[Dataset records]
====
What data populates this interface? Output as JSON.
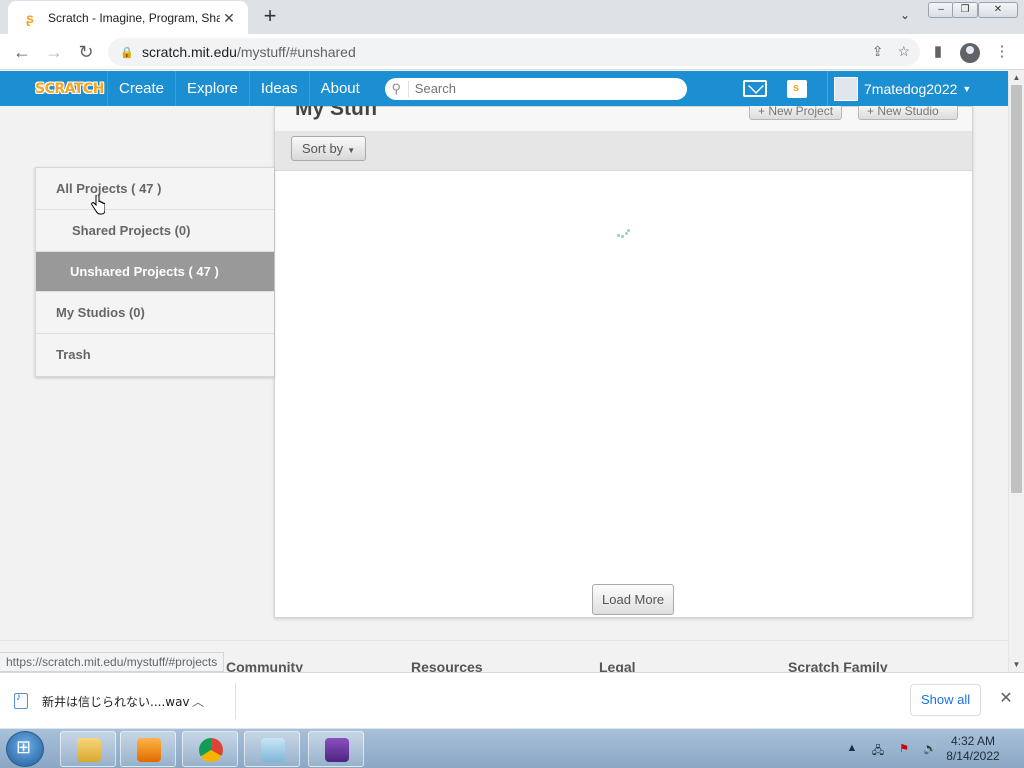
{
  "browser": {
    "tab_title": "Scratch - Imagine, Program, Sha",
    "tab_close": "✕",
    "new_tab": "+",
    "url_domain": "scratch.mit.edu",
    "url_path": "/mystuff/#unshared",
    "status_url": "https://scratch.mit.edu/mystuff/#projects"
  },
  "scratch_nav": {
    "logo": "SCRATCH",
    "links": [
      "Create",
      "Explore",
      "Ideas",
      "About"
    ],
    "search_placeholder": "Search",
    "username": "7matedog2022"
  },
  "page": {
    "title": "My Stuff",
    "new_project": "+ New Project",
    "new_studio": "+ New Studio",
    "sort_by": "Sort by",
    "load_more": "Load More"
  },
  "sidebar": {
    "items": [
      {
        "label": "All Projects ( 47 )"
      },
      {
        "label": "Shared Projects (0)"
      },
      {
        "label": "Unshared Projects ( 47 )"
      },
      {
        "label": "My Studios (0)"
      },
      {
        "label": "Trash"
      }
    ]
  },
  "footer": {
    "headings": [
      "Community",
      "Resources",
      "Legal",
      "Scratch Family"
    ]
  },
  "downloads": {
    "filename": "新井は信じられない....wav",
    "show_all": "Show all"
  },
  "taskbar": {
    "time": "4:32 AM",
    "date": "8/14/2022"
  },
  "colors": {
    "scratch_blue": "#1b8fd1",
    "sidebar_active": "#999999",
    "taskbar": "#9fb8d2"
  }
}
====
* Instructions to follow *
Quote every line word for word and keep the images out of the copy.

* Written solution *
What data populates this interface? Output as JSON.
{
  "browser": {
    "tab_title": "Scratch - Imagine, Program, Sha",
    "tab_close": "✕",
    "new_tab": "+",
    "url_domain": "scratch.mit.edu",
    "url_path": "/mystuff/#unshared",
    "status_url": "https://scratch.mit.edu/mystuff/#projects"
  },
  "scratch_nav": {
    "logo": "SCRATCH",
    "links": [
      "Create",
      "Explore",
      "Ideas",
      "About"
    ],
    "search_placeholder": "Search",
    "username": "7matedog2022"
  },
  "page": {
    "title": "My Stuff",
    "new_project": "+ New Project",
    "new_studio": "+ New Studio",
    "sort_by": "Sort by",
    "load_more": "Load More"
  },
  "sidebar": {
    "items": [
      {
        "label": "All Projects ( 47 )"
      },
      {
        "label": "Shared Projects (0)"
      },
      {
        "label": "Unshared Projects ( 47 )"
      },
      {
        "label": "My Studios (0)"
      },
      {
        "label": "Trash"
      }
    ]
  },
  "footer": {
    "headings": [
      "Community",
      "Resources",
      "Legal",
      "Scratch Family"
    ]
  },
  "downloads": {
    "filename": "新井は信じられない....wav",
    "show_all": "Show all"
  },
  "taskbar": {
    "time": "4:32 AM",
    "date": "8/14/2022"
  },
  "colors": {
    "scratch_blue": "#1b8fd1",
    "sidebar_active": "#999999",
    "taskbar": "#9fb8d2"
  }
}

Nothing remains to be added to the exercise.